[START]
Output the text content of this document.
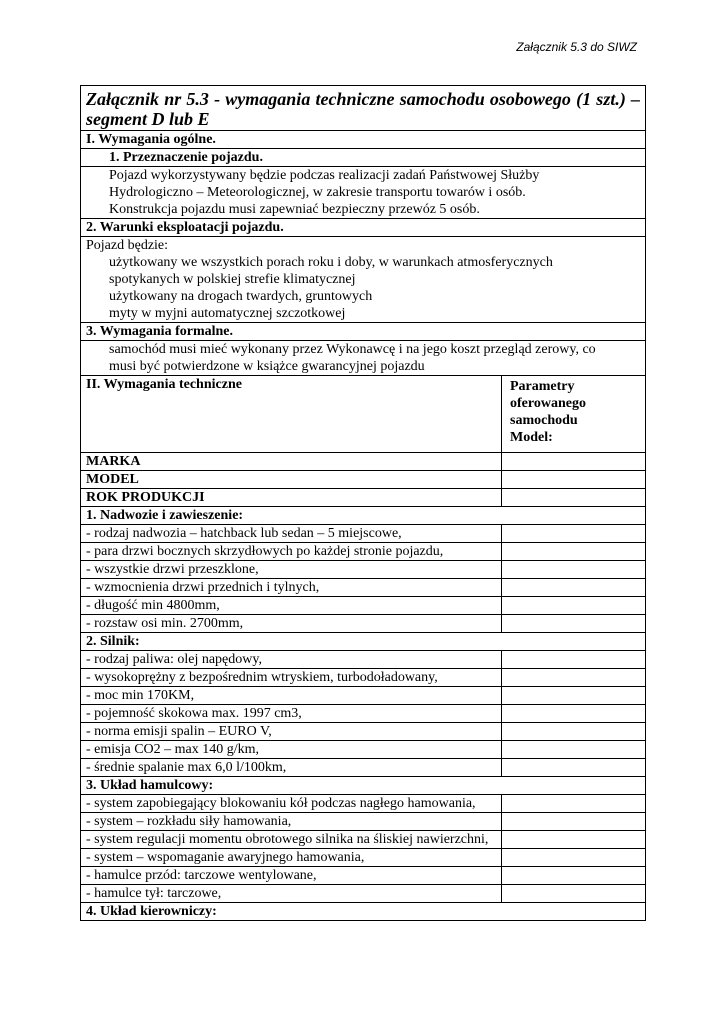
Załącznik 5.3 do SIWZ
Załącznik nr 5.3 - wymagania techniczne samochodu osobowego (1 szt.) – segment D lub E	
I. Wymagania ogólne.	
1. Przeznaczenie pojazdu.	

Pojazd wykorzystywany będzie podczas realizacji zadań Państwowej Służby
Hydrologiczno – Meteorologicznej, w zakresie transportu towarów i osób.
Konstrukcja pojazdu musi zapewniać bezpieczny przewóz 5 osób.	

2. Warunki eksploatacji pojazdu.	

Pojazd będzie:
użytkowany we wszystkich porach roku i doby, w warunkach atmosferycznych
spotykanych w polskiej strefie klimatycznej
użytkowany na drogach twardych, gruntowych
myty w myjni automatycznej szczotkowej	

3. Wymagania formalne.	

samochód musi mieć wykonany przez Wykonawcę i na jego koszt przegląd zerowy, co
musi być potwierdzone w książce gwarancyjnej pojazdu	

II. Wymagania techniczne	Parametry
oferowanego
samochodu
Model:

MARKA	
MODEL	
ROK PRODUKCJI	
1. Nadwozie i zawieszenie:	
- rodzaj nadwozia – hatchback lub sedan – 5 miejscowe,	
- para drzwi bocznych skrzydłowych po każdej stronie pojazdu,	
- wszystkie drzwi przeszklone,	
- wzmocnienia drzwi przednich i tylnych,	
- długość min 4800mm,	
- rozstaw osi min. 2700mm,	
2. Silnik:	
- rodzaj paliwa: olej napędowy,	
- wysokoprężny z bezpośrednim wtryskiem, turbodoładowany,	
- moc min 170KM,	
- pojemność skokowa max. 1997 cm3,	
- norma emisji spalin – EURO V,	
- emisja CO2 – max 140 g/km,	
- średnie spalanie max 6,0 l/100km,	
3. Układ hamulcowy:	
- system zapobiegający blokowaniu kół podczas nagłego hamowania,	
- system – rozkładu siły hamowania,	
- system regulacji momentu obrotowego silnika na śliskiej nawierzchni,	
- system – wspomaganie awaryjnego hamowania,	
- hamulce przód: tarczowe wentylowane,	
- hamulce tył: tarczowe,	
4. Układ kierowniczy:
[END]
**PROBLEM STATEMENT**
Return every line above that contains the word "techniczne".

**OUTPUT FOR THIS TASK**
Załącznik nr 5.3 - wymagania techniczne samochodu osobowego (1 szt.) – segment D lub E	
II. Wymagania techniczne	Parametry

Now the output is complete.